▸ **Directions**
Each entry here needs to be set down again exactly, please; pictures are left out.

▸ **Supplied data**
* * * * * * * * *
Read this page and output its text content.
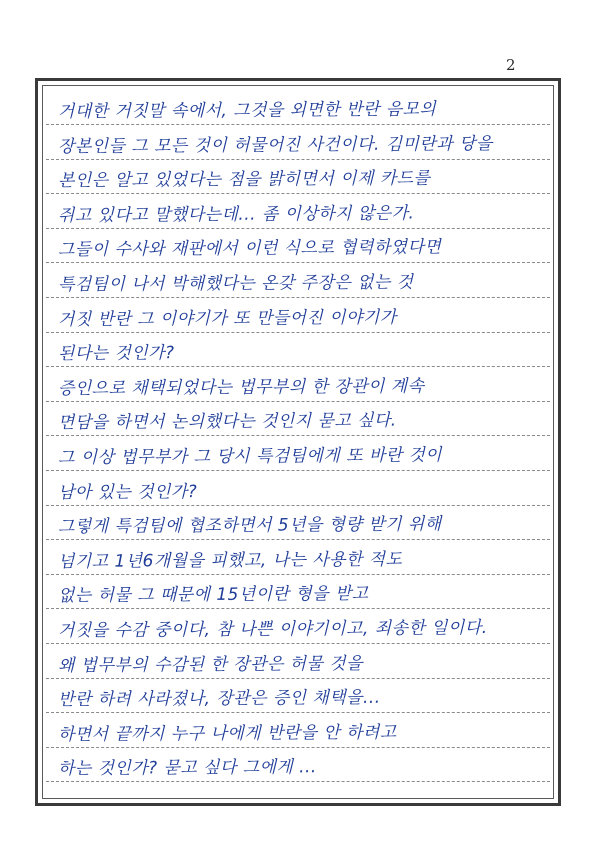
2
거대한 거짓말 속에서, 그것을 외면한 반란 음모의
장본인들 그 모든 것이 허물어진 사건이다. 김미란과 당을
본인은 알고 있었다는 점을 밝히면서 이제 카드를
쥐고 있다고 말했다는데... 좀 이상하지 않은가.
그들이 수사와 재판에서 이런 식으로 협력하였다면
특검팀이 나서 박해했다는 온갖 주장은 없는 것
거짓 반란 그 이야기가 또 만들어진 이야기가
된다는 것인가?
증인으로 채택되었다는 법무부의 한 장관이 계속
면담을 하면서 논의했다는 것인지 묻고 싶다.
그 이상 법무부가 그 당시 특검팀에게 또 바란 것이
남아 있는 것인가?
그렇게 특검팀에 협조하면서 5년을 형량 받기 위해
넘기고 1년6개월을 피했고, 나는 사용한 적도
없는 허물 그 때문에 15년이란 형을 받고
거짓을 수감 중이다, 참 나쁜 이야기이고, 죄송한 일이다.
왜 법무부의 수감된 한 장관은 허물 것을
반란 하려 사라졌나, 장관은 증인 채택을...
하면서 끝까지 누구 나에게 반란을 안 하려고
하는 것인가? 묻고 싶다 그에게 ...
* * * * * * * * *
▸ **Complete answer**
Read this page and output its text content.
2
거대한 거짓말 속에서, 그것을 외면한 반란 음모의
장본인들 그 모든 것이 허물어진 사건이다. 김미란과 당을
본인은 알고 있었다는 점을 밝히면서 이제 카드를
쥐고 있다고 말했다는데... 좀 이상하지 않은가.
그들이 수사와 재판에서 이런 식으로 협력하였다면
특검팀이 나서 박해했다는 온갖 주장은 없는 것
거짓 반란 그 이야기가 또 만들어진 이야기가
된다는 것인가?
증인으로 채택되었다는 법무부의 한 장관이 계속
면담을 하면서 논의했다는 것인지 묻고 싶다.
그 이상 법무부가 그 당시 특검팀에게 또 바란 것이
남아 있는 것인가?
그렇게 특검팀에 협조하면서 5년을 형량 받기 위해
넘기고 1년6개월을 피했고, 나는 사용한 적도
없는 허물 그 때문에 15년이란 형을 받고
거짓을 수감 중이다, 참 나쁜 이야기이고, 죄송한 일이다.
왜 법무부의 수감된 한 장관은 허물 것을
반란 하려 사라졌나, 장관은 증인 채택을...
하면서 끝까지 누구 나에게 반란을 안 하려고
하는 것인가? 묻고 싶다 그에게 ...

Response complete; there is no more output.